- [TASK DESCRIPTION] Retype each line of the material exactly, please, skipping any picture in it.

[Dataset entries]
▼
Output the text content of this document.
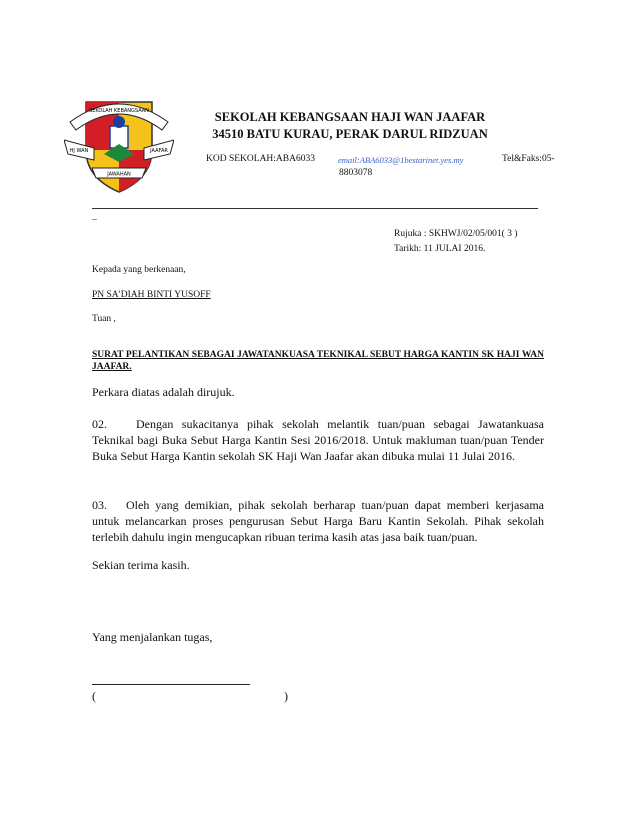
SEKOLAH KEBANGSAAN
HJ WAN	JAAFAR
JAWAHAN
SEKOLAH KEBANGSAAN HAJI WAN JAAFAR
34510 BATU KURAU, PERAK DARUL RIDZUAN
KOD SEKOLAH:ABA6033	email:ABA6033@1bestarinet.yes.my	Tel&Faks:05-
8803078
_
Rujuka : SKHWJ/02/05/001( 3 )
Tarikh: 11 JULAI 2016.
Kepada yang berkenaan,
PN SA’DIAH BINTI YUSOFF
Tuan ,
SURAT PELANTIKAN SEBAGAI JAWATANKUASA TEKNIKAL SEBUT HARGA KANTIN SK HAJI WAN JAAFAR.
Perkara diatas adalah dirujuk.
02. Dengan sukacitanya pihak sekolah melantik tuan/puan sebagai Jawatankuasa Teknikal bagi Buka Sebut Harga Kantin Sesi 2016/2018. Untuk makluman tuan/puan Tender Buka Sebut Harga Kantin sekolah SK Haji Wan Jaafar akan dibuka mulai 11 Julai 2016.
03. Oleh yang demikian, pihak sekolah berharap tuan/puan dapat memberi kerjasama untuk melancarkan proses pengurusan Sebut Harga Baru Kantin Sekolah. Pihak sekolah terlebih dahulu ingin mengucapkan ribuan terima kasih atas jasa baik tuan/puan.
Sekian terima kasih.
Yang menjalankan tugas,
(	)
▲
- [THE ANSWER]
Output the text content of this document.
SEKOLAH KEBANGSAAN
HJ WAN	JAAFAR
JAWAHAN
SEKOLAH KEBANGSAAN HAJI WAN JAAFAR
34510 BATU KURAU, PERAK DARUL RIDZUAN
KOD SEKOLAH:ABA6033	email:ABA6033@1bestarinet.yes.my	Tel&Faks:05-
8803078
_
Rujuka : SKHWJ/02/05/001( 3 )
Tarikh: 11 JULAI 2016.
Kepada yang berkenaan,
PN SA’DIAH BINTI YUSOFF
Tuan ,
SURAT PELANTIKAN SEBAGAI JAWATANKUASA TEKNIKAL SEBUT HARGA KANTIN SK HAJI WAN JAAFAR.
Perkara diatas adalah dirujuk.
02. Dengan sukacitanya pihak sekolah melantik tuan/puan sebagai Jawatankuasa Teknikal bagi Buka Sebut Harga Kantin Sesi 2016/2018. Untuk makluman tuan/puan Tender Buka Sebut Harga Kantin sekolah SK Haji Wan Jaafar akan dibuka mulai 11 Julai 2016.
03. Oleh yang demikian, pihak sekolah berharap tuan/puan dapat memberi kerjasama untuk melancarkan proses pengurusan Sebut Harga Baru Kantin Sekolah. Pihak sekolah terlebih dahulu ingin mengucapkan ribuan terima kasih atas jasa baik tuan/puan.
Sekian terima kasih.
Yang menjalankan tugas,
(	)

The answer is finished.